Data records

⁂

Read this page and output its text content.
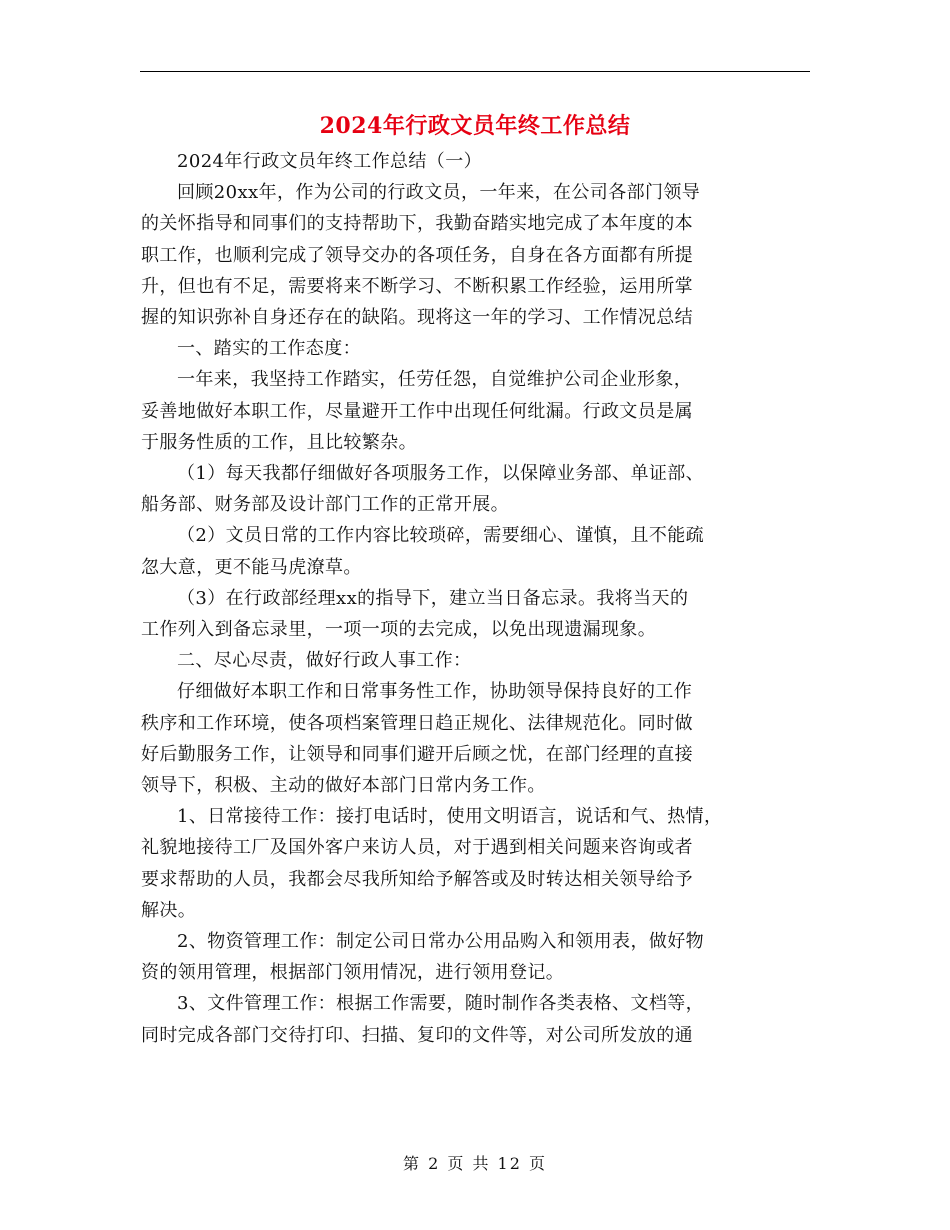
2024年行政文员年终工作总结

2024年行政文员年终工作总结（一）

回顾20xx年，作为公司的行政文员，一年来，在公司各部门领导
的关怀指导和同事们的支持帮助下，我勤奋踏实地完成了本年度的本
职工作，也顺利完成了领导交办的各项任务，自身在各方面都有所提
升，但也有不足，需要将来不断学习、不断积累工作经验，运用所掌
握的知识弥补自身还存在的缺陷。现将这一年的学习、工作情况总结

一、踏实的工作态度：

一年来，我坚持工作踏实，任劳任怨，自觉维护公司企业形象，
妥善地做好本职工作，尽量避开工作中出现任何纰漏。行政文员是属
于服务性质的工作，且比较繁杂。

（1）每天我都仔细做好各项服务工作，以保障业务部、单证部、
船务部、财务部及设计部门工作的正常开展。

（2）文员日常的工作内容比较琐碎，需要细心、谨慎，且不能疏
忽大意，更不能马虎潦草。

（3）在行政部经理xx的指导下，建立当日备忘录。我将当天的
工作列入到备忘录里，一项一项的去完成，以免出现遗漏现象。

二、尽心尽责，做好行政人事工作：

仔细做好本职工作和日常事务性工作，协助领导保持良好的工作
秩序和工作环境，使各项档案管理日趋正规化、法律规范化。同时做
好后勤服务工作，让领导和同事们避开后顾之忧，在部门经理的直接
领导下，积极、主动的做好本部门日常内务工作。

1、日常接待工作：接打电话时，使用文明语言，说话和气、热情，
礼貌地接待工厂及国外客户来访人员，对于遇到相关问题来咨询或者
要求帮助的人员，我都会尽我所知给予解答或及时转达相关领导给予
解决。

2、物资管理工作：制定公司日常办公用品购入和领用表，做好物
资的领用管理，根据部门领用情况，进行领用登记。

3、文件管理工作：根据工作需要，随时制作各类表格、文档等，
同时完成各部门交待打印、扫描、复印的文件等，对公司所发放的通

第 2 页 共 12 页
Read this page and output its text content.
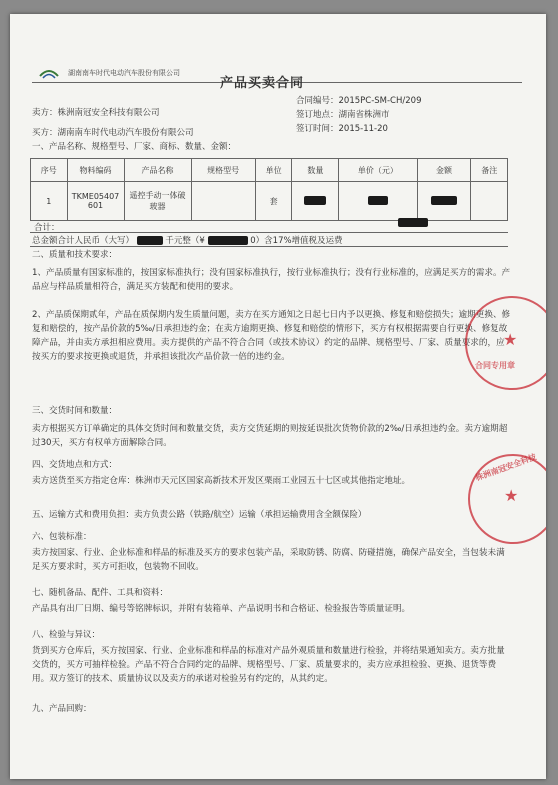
湖南南车时代电动汽车股份有限公司
产品买卖合同
卖方：株洲南冠安全科技有限公司
买方：湖南南车时代电动汽车股份有限公司
一、产品名称、规格型号、厂家、商标、数量、金额：
合同编号：2015PC-SM-CH/209
签订地点：湖南省株洲市
签订时间：2015-11-20
序号	物料编码	产品名称	规格型号	单位	数量	单价（元）	金额	备注
1	TKME05407601	遥控手动一体破玻器		套				
合计：
总金额合计人民币（大写）	千元整（¥	0）含17%增值税及运费
二、质量和技术要求：
1、产品质量有国家标准的，按国家标准执行；没有国家标准执行，按行业标准执行；没有行业标准的，应满足买方的需求。产品应与样品质量相符合，满足买方装配和使用的要求。
2、产品质保期贰年，产品在质保期内发生质量问题，卖方在买方通知之日起七日内予以更换、修复和赔偿损失；逾期更换、修复和赔偿的，按产品价款的5‰/日承担违约金；在卖方逾期更换、修复和赔偿的情形下，买方有权根据需要自行更换、修复故障产品，并由卖方承担相应费用。卖方提供的产品不符合合同（或技术协议）约定的品牌、规格型号、厂家、质量要求的，应按买方的要求按更换或退货，并承担该批次产品价款一倍的违约金。
三、交货时间和数量：
卖方根据买方订单确定的具体交货时间和数量交货，卖方交货延期的则按延误批次货物价款的2‰/日承担违约金。卖方逾期超过30天，买方有权单方面解除合同。
四、交货地点和方式：
卖方送货至买方指定仓库：株洲市天元区国家高新技术开发区栗雨工业园五十七区或其他指定地址。
五、运输方式和费用负担：卖方负责公路（铁路/航空）运输（承担运输费用含全额保险）
六、包装标准：
卖方按国家、行业、企业标准和样品的标准及买方的要求包装产品，采取防锈、防腐、防碰措施，确保产品安全，当包装未满足买方要求时，买方可拒收，包装物不回收。
七、随机备品、配件、工具和资料：
产品具有出厂日期、编号等铭牌标识，并附有装箱单、产品说明书和合格证、检验报告等质量证明。
八、检验与异议：
货到买方仓库后，买方按国家、行业、企业标准和样品的标准对产品外观质量和数量进行检验，并将结果通知卖方。卖方批量交货的，买方可抽样检验。产品不符合合同约定的品牌、规格型号、厂家、质量要求的，卖方应承担检验、更换、退货等费用。双方签订的技术、质量协议以及卖方的承诺对检验另有约定的，从其约定。
九、产品回购：
★
合同专用章
★
株洲南冠安全科技
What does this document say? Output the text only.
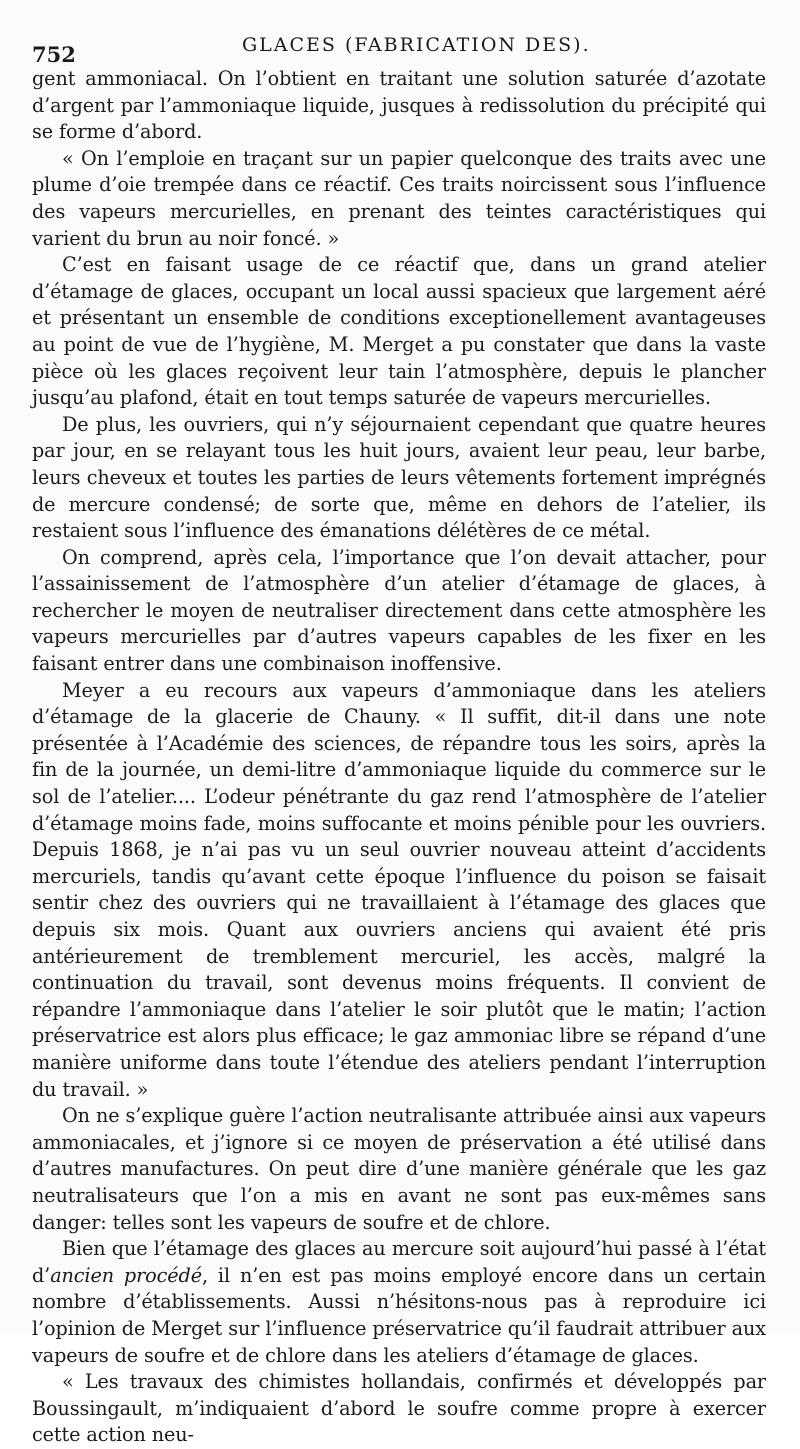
752	GLACES (FABRICATION DES).

gent ammoniacal. On l’obtient en traitant une solution saturée d’azotate d’argent par l’ammoniaque liquide, jusques à redissolution du précipité qui se forme d’abord.

« On l’emploie en traçant sur un papier quelconque des traits avec une plume d’oie trempée dans ce réactif. Ces traits noircissent sous l’influence des vapeurs mercurielles, en prenant des teintes caractéristiques qui varient du brun au noir foncé. »

C’est en faisant usage de ce réactif que, dans un grand atelier d’étamage de glaces, occupant un local aussi spacieux que largement aéré et présentant un ensemble de conditions exceptionellement avantageuses au point de vue de l’hygiène, M. Merget a pu constater que dans la vaste pièce où les glaces reçoivent leur tain l’atmosphère, depuis le plancher jusqu’au plafond, était en tout temps saturée de vapeurs mercurielles.

De plus, les ouvriers, qui n’y séjournaient cependant que quatre heures par jour, en se relayant tous les huit jours, avaient leur peau, leur barbe, leurs cheveux et toutes les parties de leurs vêtements fortement imprégnés de mercure condensé; de sorte que, même en dehors de l’atelier, ils restaient sous l’influence des émanations délétères de ce métal.

On comprend, après cela, l’importance que l’on devait attacher, pour l’assainissement de l’atmosphère d’un atelier d’étamage de glaces, à rechercher le moyen de neutraliser directement dans cette atmosphère les vapeurs mercurielles par d’autres vapeurs capables de les fixer en les faisant entrer dans une combinaison inoffensive.

Meyer a eu recours aux vapeurs d’ammoniaque dans les ateliers d’étamage de la glacerie de Chauny. « Il suffit, dit-il dans une note présentée à l’Académie des sciences, de répandre tous les soirs, après la fin de la journée, un demi-litre d’ammoniaque liquide du commerce sur le sol de l’atelier.... L’odeur pénétrante du gaz rend l’atmosphère de l’atelier d’étamage moins fade, moins suffocante et moins pénible pour les ouvriers. Depuis 1868, je n’ai pas vu un seul ouvrier nouveau atteint d’accidents mercuriels, tandis qu’avant cette époque l’influence du poison se faisait sentir chez des ouvriers qui ne travaillaient à l’étamage des glaces que depuis six mois. Quant aux ouvriers anciens qui avaient été pris antérieurement de tremblement mercuriel, les accès, malgré la continuation du travail, sont devenus moins fréquents. Il convient de répandre l’ammoniaque dans l’atelier le soir plutôt que le matin; l’action préservatrice est alors plus efficace; le gaz ammoniac libre se répand d’une manière uniforme dans toute l’étendue des ateliers pendant l’interruption du travail. »

On ne s’explique guère l’action neutralisante attribuée ainsi aux vapeurs ammoniacales, et j’ignore si ce moyen de préservation a été utilisé dans d’autres manufactures. On peut dire d’une manière générale que les gaz neutralisateurs que l’on a mis en avant ne sont pas eux-mêmes sans danger: telles sont les vapeurs de soufre et de chlore.

Bien que l’étamage des glaces au mercure soit aujourd’hui passé à l’état d’ancien procédé, il n’en est pas moins employé encore dans un certain nombre d’établissements. Aussi n’hésitons-nous pas à reproduire ici l’opinion de Merget sur l’influence préservatrice qu’il faudrait attribuer aux vapeurs de soufre et de chlore dans les ateliers d’étamage de glaces.

« Les travaux des chimistes hollandais, confirmés et développés par Boussingault, m’indiquaient d’abord le soufre comme propre à exercer cette action neu-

⁂

* _What this task involves_: All of the data above should be transcribed verbatim, with pictures omitted.

* _The solution_:
Read this page and output its text content.
2024年行政文员年终工作总结

2024年行政文员年终工作总结（一）

回顾20xx年，作为公司的行政文员，一年来，在公司各部门领导
的关怀指导和同事们的支持帮助下，我勤奋踏实地完成了本年度的本
职工作，也顺利完成了领导交办的各项任务，自身在各方面都有所提
升，但也有不足，需要将来不断学习、不断积累工作经验，运用所掌
握的知识弥补自身还存在的缺陷。现将这一年的学习、工作情况总结

一、踏实的工作态度：

一年来，我坚持工作踏实，任劳任怨，自觉维护公司企业形象，
妥善地做好本职工作，尽量避开工作中出现任何纰漏。行政文员是属
于服务性质的工作，且比较繁杂。

（1）每天我都仔细做好各项服务工作，以保障业务部、单证部、
船务部、财务部及设计部门工作的正常开展。

（2）文员日常的工作内容比较琐碎，需要细心、谨慎，且不能疏
忽大意，更不能马虎潦草。

（3）在行政部经理xx的指导下，建立当日备忘录。我将当天的
工作列入到备忘录里，一项一项的去完成，以免出现遗漏现象。

二、尽心尽责，做好行政人事工作：

仔细做好本职工作和日常事务性工作，协助领导保持良好的工作
秩序和工作环境，使各项档案管理日趋正规化、法律规范化。同时做
好后勤服务工作，让领导和同事们避开后顾之忧，在部门经理的直接
领导下，积极、主动的做好本部门日常内务工作。

1、日常接待工作：接打电话时，使用文明语言，说话和气、热情，
礼貌地接待工厂及国外客户来访人员，对于遇到相关问题来咨询或者
要求帮助的人员，我都会尽我所知给予解答或及时转达相关领导给予
解决。

2、物资管理工作：制定公司日常办公用品购入和领用表，做好物
资的领用管理，根据部门领用情况，进行领用登记。

3、文件管理工作：根据工作需要，随时制作各类表格、文档等，
同时完成各部门交待打印、扫描、复印的文件等，对公司所发放的通

第 2 页 共 12 页
Read this page and output its text content.
湖南南车时代电动汽车股份有限公司
产品买卖合同
卖方：株洲南冠安全科技有限公司
买方：湖南南车时代电动汽车股份有限公司
一、产品名称、规格型号、厂家、商标、数量、金额：
合同编号：2015PC-SM-CH/209
签订地点：湖南省株洲市
签订时间：2015-11-20
序号	物料编码	产品名称	规格型号	单位	数量	单价（元）	金额	备注
1	TKME05407601	遥控手动一体破玻器		套				
合计：
总金额合计人民币（大写）	千元整（¥	0）含17%增值税及运费
二、质量和技术要求：
1、产品质量有国家标准的，按国家标准执行；没有国家标准执行，按行业标准执行；没有行业标准的，应满足买方的需求。产品应与样品质量相符合，满足买方装配和使用的要求。
2、产品质保期贰年，产品在质保期内发生质量问题，卖方在买方通知之日起七日内予以更换、修复和赔偿损失；逾期更换、修复和赔偿的，按产品价款的5‰/日承担违约金；在卖方逾期更换、修复和赔偿的情形下，买方有权根据需要自行更换、修复故障产品，并由卖方承担相应费用。卖方提供的产品不符合合同（或技术协议）约定的品牌、规格型号、厂家、质量要求的，应按买方的要求按更换或退货，并承担该批次产品价款一倍的违约金。
三、交货时间和数量：
卖方根据买方订单确定的具体交货时间和数量交货，卖方交货延期的则按延误批次货物价款的2‰/日承担违约金。卖方逾期超过30天，买方有权单方面解除合同。
四、交货地点和方式：
卖方送货至买方指定仓库：株洲市天元区国家高新技术开发区栗雨工业园五十七区或其他指定地址。
五、运输方式和费用负担：卖方负责公路（铁路/航空）运输（承担运输费用含全额保险）
六、包装标准：
卖方按国家、行业、企业标准和样品的标准及买方的要求包装产品，采取防锈、防腐、防碰措施，确保产品安全，当包装未满足买方要求时，买方可拒收，包装物不回收。
七、随机备品、配件、工具和资料：
产品具有出厂日期、编号等铭牌标识，并附有装箱单、产品说明书和合格证、检验报告等质量证明。
八、检验与异议：
货到买方仓库后，买方按国家、行业、企业标准和样品的标准对产品外观质量和数量进行检验，并将结果通知卖方。卖方批量交货的，买方可抽样检验。产品不符合合同约定的品牌、规格型号、厂家、质量要求的，卖方应承担检验、更换、退货等费用。双方签订的技术、质量协议以及卖方的承诺对检验另有约定的，从其约定。
九、产品回购：
★
合同专用章
★
株洲南冠安全科技
What does this document say? Output the text only.
752	GLACES (FABRICATION DES).

gent ammoniacal. On l’obtient en traitant une solution saturée d’azotate d’argent par l’ammoniaque liquide, jusques à redissolution du précipité qui se forme d’abord.

« On l’emploie en traçant sur un papier quelconque des traits avec une plume d’oie trempée dans ce réactif. Ces traits noircissent sous l’influence des vapeurs mercurielles, en prenant des teintes caractéristiques qui varient du brun au noir foncé. »

C’est en faisant usage de ce réactif que, dans un grand atelier d’étamage de glaces, occupant un local aussi spacieux que largement aéré et présentant un ensemble de conditions exceptionellement avantageuses au point de vue de l’hygiène, M. Merget a pu constater que dans la vaste pièce où les glaces reçoivent leur tain l’atmosphère, depuis le plancher jusqu’au plafond, était en tout temps saturée de vapeurs mercurielles.

De plus, les ouvriers, qui n’y séjournaient cependant que quatre heures par jour, en se relayant tous les huit jours, avaient leur peau, leur barbe, leurs cheveux et toutes les parties de leurs vêtements fortement imprégnés de mercure condensé; de sorte que, même en dehors de l’atelier, ils restaient sous l’influence des émanations délétères de ce métal.

On comprend, après cela, l’importance que l’on devait attacher, pour l’assainissement de l’atmosphère d’un atelier d’étamage de glaces, à rechercher le moyen de neutraliser directement dans cette atmosphère les vapeurs mercurielles par d’autres vapeurs capables de les fixer en les faisant entrer dans une combinaison inoffensive.

Meyer a eu recours aux vapeurs d’ammoniaque dans les ateliers d’étamage de la glacerie de Chauny. « Il suffit, dit-il dans une note présentée à l’Académie des sciences, de répandre tous les soirs, après la fin de la journée, un demi-litre d’ammoniaque liquide du commerce sur le sol de l’atelier.... L’odeur pénétrante du gaz rend l’atmosphère de l’atelier d’étamage moins fade, moins suffocante et moins pénible pour les ouvriers. Depuis 1868, je n’ai pas vu un seul ouvrier nouveau atteint d’accidents mercuriels, tandis qu’avant cette époque l’influence du poison se faisait sentir chez des ouvriers qui ne travaillaient à l’étamage des glaces que depuis six mois. Quant aux ouvriers anciens qui avaient été pris antérieurement de tremblement mercuriel, les accès, malgré la continuation du travail, sont devenus moins fréquents. Il convient de répandre l’ammoniaque dans l’atelier le soir plutôt que le matin; l’action préservatrice est alors plus efficace; le gaz ammoniac libre se répand d’une manière uniforme dans toute l’étendue des ateliers pendant l’interruption du travail. »

On ne s’explique guère l’action neutralisante attribuée ainsi aux vapeurs ammoniacales, et j’ignore si ce moyen de préservation a été utilisé dans d’autres manufactures. On peut dire d’une manière générale que les gaz neutralisateurs que l’on a mis en avant ne sont pas eux-mêmes sans danger: telles sont les vapeurs de soufre et de chlore.

Bien que l’étamage des glaces au mercure soit aujourd’hui passé à l’état d’ancien procédé, il n’en est pas moins employé encore dans un certain nombre d’établissements. Aussi n’hésitons-nous pas à reproduire ici l’opinion de Merget sur l’influence préservatrice qu’il faudrait attribuer aux vapeurs de soufre et de chlore dans les ateliers d’étamage de glaces.

« Les travaux des chimistes hollandais, confirmés et développés par Boussingault, m’indiquaient d’abord le soufre comme propre à exercer cette action neu-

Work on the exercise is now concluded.